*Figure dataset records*
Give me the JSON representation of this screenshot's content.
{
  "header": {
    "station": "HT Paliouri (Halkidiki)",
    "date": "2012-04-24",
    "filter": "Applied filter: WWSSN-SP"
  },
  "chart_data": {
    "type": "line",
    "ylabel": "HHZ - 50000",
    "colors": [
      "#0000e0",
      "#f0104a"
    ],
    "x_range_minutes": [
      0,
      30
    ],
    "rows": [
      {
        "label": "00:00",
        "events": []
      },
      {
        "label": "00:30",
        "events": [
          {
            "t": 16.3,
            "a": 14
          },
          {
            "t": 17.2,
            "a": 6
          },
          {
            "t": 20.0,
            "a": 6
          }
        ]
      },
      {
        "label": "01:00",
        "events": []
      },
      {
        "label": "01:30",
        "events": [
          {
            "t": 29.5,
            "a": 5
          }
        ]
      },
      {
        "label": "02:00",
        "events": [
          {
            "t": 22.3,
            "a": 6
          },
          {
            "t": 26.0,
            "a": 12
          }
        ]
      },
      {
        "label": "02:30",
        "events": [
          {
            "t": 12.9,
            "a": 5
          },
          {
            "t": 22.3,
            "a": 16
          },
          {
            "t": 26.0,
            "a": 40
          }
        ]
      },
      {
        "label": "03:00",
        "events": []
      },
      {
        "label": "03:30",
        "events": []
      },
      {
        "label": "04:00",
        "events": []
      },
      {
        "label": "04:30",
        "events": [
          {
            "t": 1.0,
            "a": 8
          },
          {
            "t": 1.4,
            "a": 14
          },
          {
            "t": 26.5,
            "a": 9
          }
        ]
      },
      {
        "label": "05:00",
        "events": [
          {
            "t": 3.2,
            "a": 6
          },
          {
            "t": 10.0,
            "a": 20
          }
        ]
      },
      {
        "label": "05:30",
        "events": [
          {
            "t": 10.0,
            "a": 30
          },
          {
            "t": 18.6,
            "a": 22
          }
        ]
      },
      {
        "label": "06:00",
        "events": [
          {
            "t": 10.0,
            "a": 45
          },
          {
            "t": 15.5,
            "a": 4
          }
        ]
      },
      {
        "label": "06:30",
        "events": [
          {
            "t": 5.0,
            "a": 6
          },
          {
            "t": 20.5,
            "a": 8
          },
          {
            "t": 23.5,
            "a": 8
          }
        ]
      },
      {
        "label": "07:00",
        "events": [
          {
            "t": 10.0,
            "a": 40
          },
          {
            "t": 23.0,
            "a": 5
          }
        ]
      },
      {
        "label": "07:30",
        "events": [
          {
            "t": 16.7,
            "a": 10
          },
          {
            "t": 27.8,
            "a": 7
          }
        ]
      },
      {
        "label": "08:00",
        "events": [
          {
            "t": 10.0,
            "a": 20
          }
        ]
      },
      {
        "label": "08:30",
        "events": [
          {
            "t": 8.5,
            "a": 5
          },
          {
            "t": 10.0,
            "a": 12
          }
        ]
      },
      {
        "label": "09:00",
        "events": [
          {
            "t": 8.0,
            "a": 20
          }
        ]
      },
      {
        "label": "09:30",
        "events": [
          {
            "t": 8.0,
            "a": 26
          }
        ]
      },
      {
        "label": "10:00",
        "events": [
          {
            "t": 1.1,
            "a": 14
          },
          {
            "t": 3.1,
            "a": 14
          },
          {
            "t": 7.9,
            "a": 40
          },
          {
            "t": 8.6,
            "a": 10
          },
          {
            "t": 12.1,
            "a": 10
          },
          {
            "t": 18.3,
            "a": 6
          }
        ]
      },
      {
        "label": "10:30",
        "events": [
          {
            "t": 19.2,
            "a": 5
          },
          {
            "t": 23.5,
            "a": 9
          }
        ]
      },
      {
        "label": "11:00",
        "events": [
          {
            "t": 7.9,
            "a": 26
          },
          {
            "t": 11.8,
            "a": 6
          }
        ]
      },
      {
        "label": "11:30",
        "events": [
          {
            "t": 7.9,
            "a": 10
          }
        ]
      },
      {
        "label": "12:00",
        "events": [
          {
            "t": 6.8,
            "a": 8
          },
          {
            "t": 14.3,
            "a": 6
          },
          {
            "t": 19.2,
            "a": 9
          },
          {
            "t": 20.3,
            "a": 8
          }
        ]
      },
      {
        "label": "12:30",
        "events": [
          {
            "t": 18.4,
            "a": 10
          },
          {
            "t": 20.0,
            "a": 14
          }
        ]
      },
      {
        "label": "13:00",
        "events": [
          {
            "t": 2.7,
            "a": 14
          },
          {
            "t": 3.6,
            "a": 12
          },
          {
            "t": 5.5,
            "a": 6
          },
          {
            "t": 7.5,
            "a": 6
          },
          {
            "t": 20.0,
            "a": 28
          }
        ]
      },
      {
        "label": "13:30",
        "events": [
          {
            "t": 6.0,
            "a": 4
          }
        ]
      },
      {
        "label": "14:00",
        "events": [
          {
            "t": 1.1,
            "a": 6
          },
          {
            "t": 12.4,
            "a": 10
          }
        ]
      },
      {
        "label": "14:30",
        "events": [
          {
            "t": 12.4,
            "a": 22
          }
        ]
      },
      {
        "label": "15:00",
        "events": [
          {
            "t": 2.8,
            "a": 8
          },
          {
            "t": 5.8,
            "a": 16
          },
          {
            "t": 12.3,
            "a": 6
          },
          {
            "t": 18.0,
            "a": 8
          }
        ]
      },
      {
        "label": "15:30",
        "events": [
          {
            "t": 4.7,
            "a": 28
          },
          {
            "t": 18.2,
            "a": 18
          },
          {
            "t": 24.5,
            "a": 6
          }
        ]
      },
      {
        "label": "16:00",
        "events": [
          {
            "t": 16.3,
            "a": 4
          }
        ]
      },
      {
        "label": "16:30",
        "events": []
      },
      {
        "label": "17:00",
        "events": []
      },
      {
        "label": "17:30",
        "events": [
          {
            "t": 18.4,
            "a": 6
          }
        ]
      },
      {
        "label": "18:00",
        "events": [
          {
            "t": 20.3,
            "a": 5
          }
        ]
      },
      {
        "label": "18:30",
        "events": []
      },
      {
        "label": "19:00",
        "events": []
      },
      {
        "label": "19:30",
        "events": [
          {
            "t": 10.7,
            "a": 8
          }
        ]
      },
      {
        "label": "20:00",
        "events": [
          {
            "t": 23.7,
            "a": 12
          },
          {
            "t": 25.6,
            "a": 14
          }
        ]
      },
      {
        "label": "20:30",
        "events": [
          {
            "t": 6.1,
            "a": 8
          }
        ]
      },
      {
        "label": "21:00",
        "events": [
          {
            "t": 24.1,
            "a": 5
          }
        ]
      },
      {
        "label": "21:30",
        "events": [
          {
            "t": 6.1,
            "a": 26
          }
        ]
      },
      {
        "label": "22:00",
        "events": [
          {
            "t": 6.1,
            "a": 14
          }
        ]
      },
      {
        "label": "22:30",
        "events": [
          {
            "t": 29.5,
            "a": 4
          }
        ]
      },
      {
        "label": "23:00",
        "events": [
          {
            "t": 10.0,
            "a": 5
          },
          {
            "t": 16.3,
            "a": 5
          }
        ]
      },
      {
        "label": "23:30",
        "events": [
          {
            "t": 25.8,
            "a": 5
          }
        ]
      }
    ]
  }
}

*OBJECTIVE*
Provide all the records again, word for word.

*ANSWER TO THE TASK*
Give me the JSON representation of this screenshot's content.
{
  "header": {
    "station": "HT Paliouri (Halkidiki)",
    "date": "2012-04-24",
    "filter": "Applied filter: WWSSN-SP"
  },
  "chart_data": {
    "type": "line",
    "ylabel": "HHZ - 50000",
    "colors": [
      "#0000e0",
      "#f0104a"
    ],
    "x_range_minutes": [
      0,
      30
    ],
    "rows": [
      {
        "label": "00:00",
        "events": []
      },
      {
        "label": "00:30",
        "events": [
          {
            "t": 16.3,
            "a": 14
          },
          {
            "t": 17.2,
            "a": 6
          },
          {
            "t": 20.0,
            "a": 6
          }
        ]
      },
      {
        "label": "01:00",
        "events": []
      },
      {
        "label": "01:30",
        "events": [
          {
            "t": 29.5,
            "a": 5
          }
        ]
      },
      {
        "label": "02:00",
        "events": [
          {
            "t": 22.3,
            "a": 6
          },
          {
            "t": 26.0,
            "a": 12
          }
        ]
      },
      {
        "label": "02:30",
        "events": [
          {
            "t": 12.9,
            "a": 5
          },
          {
            "t": 22.3,
            "a": 16
          },
          {
            "t": 26.0,
            "a": 40
          }
        ]
      },
      {
        "label": "03:00",
        "events": []
      },
      {
        "label": "03:30",
        "events": []
      },
      {
        "label": "04:00",
        "events": []
      },
      {
        "label": "04:30",
        "events": [
          {
            "t": 1.0,
            "a": 8
          },
          {
            "t": 1.4,
            "a": 14
          },
          {
            "t": 26.5,
            "a": 9
          }
        ]
      },
      {
        "label": "05:00",
        "events": [
          {
            "t": 3.2,
            "a": 6
          },
          {
            "t": 10.0,
            "a": 20
          }
        ]
      },
      {
        "label": "05:30",
        "events": [
          {
            "t": 10.0,
            "a": 30
          },
          {
            "t": 18.6,
            "a": 22
          }
        ]
      },
      {
        "label": "06:00",
        "events": [
          {
            "t": 10.0,
            "a": 45
          },
          {
            "t": 15.5,
            "a": 4
          }
        ]
      },
      {
        "label": "06:30",
        "events": [
          {
            "t": 5.0,
            "a": 6
          },
          {
            "t": 20.5,
            "a": 8
          },
          {
            "t": 23.5,
            "a": 8
          }
        ]
      },
      {
        "label": "07:00",
        "events": [
          {
            "t": 10.0,
            "a": 40
          },
          {
            "t": 23.0,
            "a": 5
          }
        ]
      },
      {
        "label": "07:30",
        "events": [
          {
            "t": 16.7,
            "a": 10
          },
          {
            "t": 27.8,
            "a": 7
          }
        ]
      },
      {
        "label": "08:00",
        "events": [
          {
            "t": 10.0,
            "a": 20
          }
        ]
      },
      {
        "label": "08:30",
        "events": [
          {
            "t": 8.5,
            "a": 5
          },
          {
            "t": 10.0,
            "a": 12
          }
        ]
      },
      {
        "label": "09:00",
        "events": [
          {
            "t": 8.0,
            "a": 20
          }
        ]
      },
      {
        "label": "09:30",
        "events": [
          {
            "t": 8.0,
            "a": 26
          }
        ]
      },
      {
        "label": "10:00",
        "events": [
          {
            "t": 1.1,
            "a": 14
          },
          {
            "t": 3.1,
            "a": 14
          },
          {
            "t": 7.9,
            "a": 40
          },
          {
            "t": 8.6,
            "a": 10
          },
          {
            "t": 12.1,
            "a": 10
          },
          {
            "t": 18.3,
            "a": 6
          }
        ]
      },
      {
        "label": "10:30",
        "events": [
          {
            "t": 19.2,
            "a": 5
          },
          {
            "t": 23.5,
            "a": 9
          }
        ]
      },
      {
        "label": "11:00",
        "events": [
          {
            "t": 7.9,
            "a": 26
          },
          {
            "t": 11.8,
            "a": 6
          }
        ]
      },
      {
        "label": "11:30",
        "events": [
          {
            "t": 7.9,
            "a": 10
          }
        ]
      },
      {
        "label": "12:00",
        "events": [
          {
            "t": 6.8,
            "a": 8
          },
          {
            "t": 14.3,
            "a": 6
          },
          {
            "t": 19.2,
            "a": 9
          },
          {
            "t": 20.3,
            "a": 8
          }
        ]
      },
      {
        "label": "12:30",
        "events": [
          {
            "t": 18.4,
            "a": 10
          },
          {
            "t": 20.0,
            "a": 14
          }
        ]
      },
      {
        "label": "13:00",
        "events": [
          {
            "t": 2.7,
            "a": 14
          },
          {
            "t": 3.6,
            "a": 12
          },
          {
            "t": 5.5,
            "a": 6
          },
          {
            "t": 7.5,
            "a": 6
          },
          {
            "t": 20.0,
            "a": 28
          }
        ]
      },
      {
        "label": "13:30",
        "events": [
          {
            "t": 6.0,
            "a": 4
          }
        ]
      },
      {
        "label": "14:00",
        "events": [
          {
            "t": 1.1,
            "a": 6
          },
          {
            "t": 12.4,
            "a": 10
          }
        ]
      },
      {
        "label": "14:30",
        "events": [
          {
            "t": 12.4,
            "a": 22
          }
        ]
      },
      {
        "label": "15:00",
        "events": [
          {
            "t": 2.8,
            "a": 8
          },
          {
            "t": 5.8,
            "a": 16
          },
          {
            "t": 12.3,
            "a": 6
          },
          {
            "t": 18.0,
            "a": 8
          }
        ]
      },
      {
        "label": "15:30",
        "events": [
          {
            "t": 4.7,
            "a": 28
          },
          {
            "t": 18.2,
            "a": 18
          },
          {
            "t": 24.5,
            "a": 6
          }
        ]
      },
      {
        "label": "16:00",
        "events": [
          {
            "t": 16.3,
            "a": 4
          }
        ]
      },
      {
        "label": "16:30",
        "events": []
      },
      {
        "label": "17:00",
        "events": []
      },
      {
        "label": "17:30",
        "events": [
          {
            "t": 18.4,
            "a": 6
          }
        ]
      },
      {
        "label": "18:00",
        "events": [
          {
            "t": 20.3,
            "a": 5
          }
        ]
      },
      {
        "label": "18:30",
        "events": []
      },
      {
        "label": "19:00",
        "events": []
      },
      {
        "label": "19:30",
        "events": [
          {
            "t": 10.7,
            "a": 8
          }
        ]
      },
      {
        "label": "20:00",
        "events": [
          {
            "t": 23.7,
            "a": 12
          },
          {
            "t": 25.6,
            "a": 14
          }
        ]
      },
      {
        "label": "20:30",
        "events": [
          {
            "t": 6.1,
            "a": 8
          }
        ]
      },
      {
        "label": "21:00",
        "events": [
          {
            "t": 24.1,
            "a": 5
          }
        ]
      },
      {
        "label": "21:30",
        "events": [
          {
            "t": 6.1,
            "a": 26
          }
        ]
      },
      {
        "label": "22:00",
        "events": [
          {
            "t": 6.1,
            "a": 14
          }
        ]
      },
      {
        "label": "22:30",
        "events": [
          {
            "t": 29.5,
            "a": 4
          }
        ]
      },
      {
        "label": "23:00",
        "events": [
          {
            "t": 10.0,
            "a": 5
          },
          {
            "t": 16.3,
            "a": 5
          }
        ]
      },
      {
        "label": "23:30",
        "events": [
          {
            "t": 25.8,
            "a": 5
          }
        ]
      }
    ]
  }
}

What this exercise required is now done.